--- START OF Exercise material ---

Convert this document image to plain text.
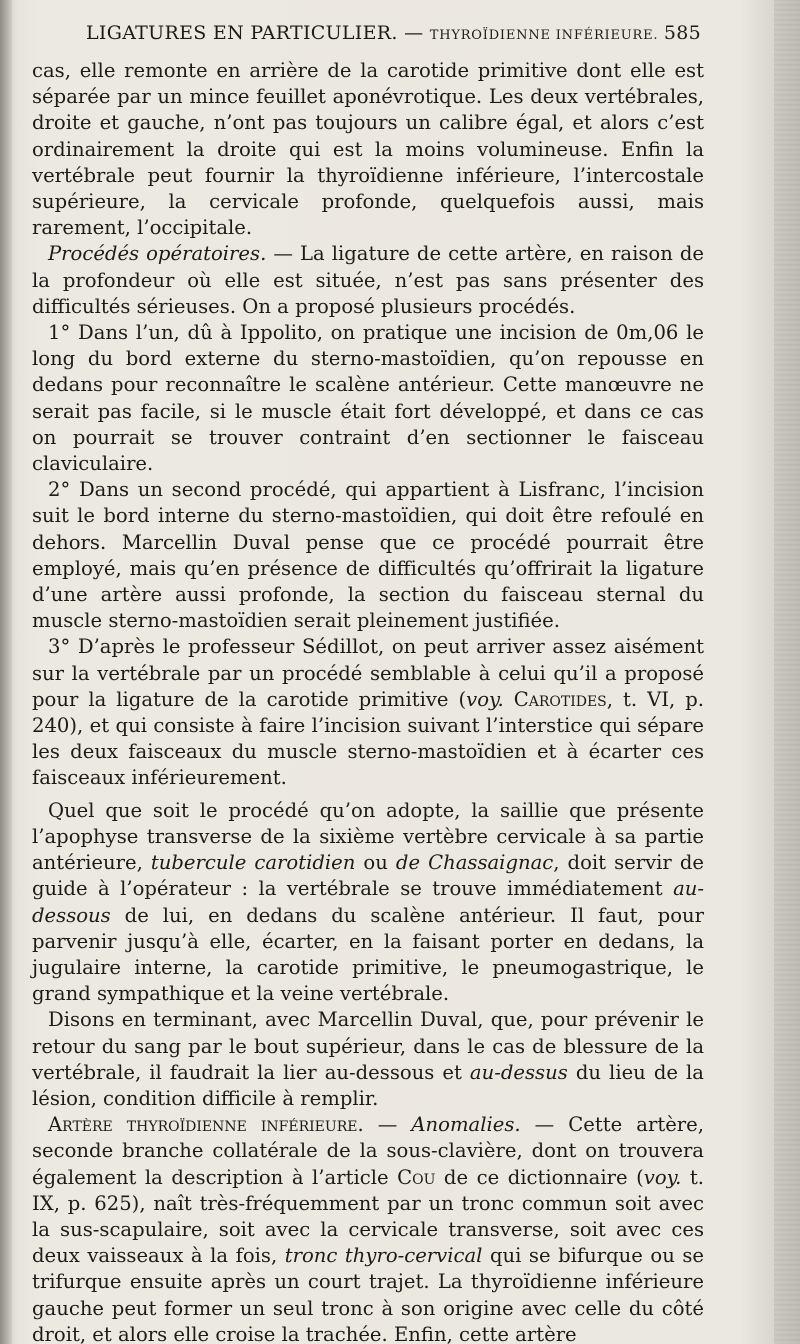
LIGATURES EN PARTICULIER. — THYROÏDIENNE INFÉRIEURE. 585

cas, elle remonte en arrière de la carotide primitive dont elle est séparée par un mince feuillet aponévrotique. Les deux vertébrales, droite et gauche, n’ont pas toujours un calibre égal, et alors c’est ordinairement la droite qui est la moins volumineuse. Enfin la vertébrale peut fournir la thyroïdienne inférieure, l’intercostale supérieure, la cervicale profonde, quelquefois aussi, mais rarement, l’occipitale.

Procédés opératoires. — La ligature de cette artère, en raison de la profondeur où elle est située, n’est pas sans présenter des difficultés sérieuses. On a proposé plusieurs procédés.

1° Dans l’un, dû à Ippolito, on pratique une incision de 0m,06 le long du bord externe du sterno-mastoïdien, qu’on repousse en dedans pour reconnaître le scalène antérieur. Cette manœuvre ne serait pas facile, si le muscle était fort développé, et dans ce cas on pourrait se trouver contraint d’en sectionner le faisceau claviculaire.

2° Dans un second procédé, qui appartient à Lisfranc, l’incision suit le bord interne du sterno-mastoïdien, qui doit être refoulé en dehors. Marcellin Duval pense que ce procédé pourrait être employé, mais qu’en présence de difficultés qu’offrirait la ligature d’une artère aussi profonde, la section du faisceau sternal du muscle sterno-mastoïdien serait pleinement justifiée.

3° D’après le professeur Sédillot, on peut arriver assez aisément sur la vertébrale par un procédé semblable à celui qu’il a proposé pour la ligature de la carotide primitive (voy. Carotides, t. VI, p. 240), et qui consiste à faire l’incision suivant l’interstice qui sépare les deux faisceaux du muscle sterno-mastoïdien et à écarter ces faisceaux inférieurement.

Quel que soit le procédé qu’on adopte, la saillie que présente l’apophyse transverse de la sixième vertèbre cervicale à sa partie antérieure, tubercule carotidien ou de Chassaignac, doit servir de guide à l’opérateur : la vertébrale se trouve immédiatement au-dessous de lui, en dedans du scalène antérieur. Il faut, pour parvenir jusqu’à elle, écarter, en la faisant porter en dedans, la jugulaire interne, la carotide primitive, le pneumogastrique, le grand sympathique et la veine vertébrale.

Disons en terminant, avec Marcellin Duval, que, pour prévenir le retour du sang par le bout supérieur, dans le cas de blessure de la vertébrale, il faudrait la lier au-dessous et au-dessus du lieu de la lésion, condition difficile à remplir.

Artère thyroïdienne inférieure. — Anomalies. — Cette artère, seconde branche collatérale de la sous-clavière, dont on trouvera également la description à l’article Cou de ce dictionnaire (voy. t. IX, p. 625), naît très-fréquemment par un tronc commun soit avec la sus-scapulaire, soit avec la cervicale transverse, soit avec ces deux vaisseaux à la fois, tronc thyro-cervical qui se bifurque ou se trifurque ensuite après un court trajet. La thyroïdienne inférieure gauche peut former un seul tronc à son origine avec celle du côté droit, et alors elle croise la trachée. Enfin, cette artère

--- END OF Exercise material ---

Exercise brief -
Search the entries for the word "proposé" and pick out every line that holds it.

Solution to the exercise -
Procédés opératoires. — La ligature de cette artère, en raison de la profondeur où elle est située, n’est pas sans présenter des difficultés sérieuses. On a proposé plusieurs procédés.
3° D’après le professeur Sédillot, on peut arriver assez aisément sur la vertébrale par un procédé semblable à celui qu’il a proposé pour la ligature de la carotide primitive (voy. Carotides, t. VI, p. 240), et qui consiste à faire l’incision suivant l’interstice qui sépare les deux faisceaux du muscle sterno-mastoïdien et à écarter ces faisceaux inférieurement.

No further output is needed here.